>> BEGIN

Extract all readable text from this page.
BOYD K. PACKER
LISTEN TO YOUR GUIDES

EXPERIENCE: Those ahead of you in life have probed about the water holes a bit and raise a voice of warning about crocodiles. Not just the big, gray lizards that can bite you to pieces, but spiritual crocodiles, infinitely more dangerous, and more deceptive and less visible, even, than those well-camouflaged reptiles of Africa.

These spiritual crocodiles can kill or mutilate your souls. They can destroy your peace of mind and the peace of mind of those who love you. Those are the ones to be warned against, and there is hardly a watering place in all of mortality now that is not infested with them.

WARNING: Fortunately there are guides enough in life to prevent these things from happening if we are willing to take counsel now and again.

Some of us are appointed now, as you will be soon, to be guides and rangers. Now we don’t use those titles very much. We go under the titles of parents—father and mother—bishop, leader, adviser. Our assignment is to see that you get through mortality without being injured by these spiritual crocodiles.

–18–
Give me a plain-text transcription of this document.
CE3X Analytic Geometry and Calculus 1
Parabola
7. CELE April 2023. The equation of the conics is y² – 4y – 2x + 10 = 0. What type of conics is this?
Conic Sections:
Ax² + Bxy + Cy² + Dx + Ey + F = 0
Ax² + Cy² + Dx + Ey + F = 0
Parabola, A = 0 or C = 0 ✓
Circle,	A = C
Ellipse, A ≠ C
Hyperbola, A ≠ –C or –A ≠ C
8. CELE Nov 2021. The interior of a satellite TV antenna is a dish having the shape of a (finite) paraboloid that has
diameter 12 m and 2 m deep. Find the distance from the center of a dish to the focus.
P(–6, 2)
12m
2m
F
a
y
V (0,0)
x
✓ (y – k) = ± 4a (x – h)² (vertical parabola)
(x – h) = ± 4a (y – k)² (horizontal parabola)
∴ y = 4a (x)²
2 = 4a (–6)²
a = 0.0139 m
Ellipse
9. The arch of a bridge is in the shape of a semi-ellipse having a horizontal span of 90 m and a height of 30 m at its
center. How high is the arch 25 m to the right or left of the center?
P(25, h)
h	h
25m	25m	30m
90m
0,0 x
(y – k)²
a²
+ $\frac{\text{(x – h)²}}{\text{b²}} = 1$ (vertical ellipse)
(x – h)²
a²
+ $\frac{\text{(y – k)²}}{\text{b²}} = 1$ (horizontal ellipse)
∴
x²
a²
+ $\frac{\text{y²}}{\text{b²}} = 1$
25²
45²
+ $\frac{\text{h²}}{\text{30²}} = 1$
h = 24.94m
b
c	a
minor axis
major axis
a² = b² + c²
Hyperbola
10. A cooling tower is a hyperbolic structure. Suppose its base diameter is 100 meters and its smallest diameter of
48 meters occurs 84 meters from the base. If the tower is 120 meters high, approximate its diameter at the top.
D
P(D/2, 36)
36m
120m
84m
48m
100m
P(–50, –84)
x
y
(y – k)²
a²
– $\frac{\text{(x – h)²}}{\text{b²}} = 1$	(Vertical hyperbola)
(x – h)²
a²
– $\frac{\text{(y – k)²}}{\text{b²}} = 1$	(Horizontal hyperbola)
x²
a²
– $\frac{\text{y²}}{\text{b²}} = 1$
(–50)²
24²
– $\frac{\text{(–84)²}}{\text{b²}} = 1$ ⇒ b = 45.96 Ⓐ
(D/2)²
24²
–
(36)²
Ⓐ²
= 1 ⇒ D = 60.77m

>> END

TASK STATEMENT: Using the entries above, state how many lines include the word "from", with no other words.

THE COMPLETED TASK: 4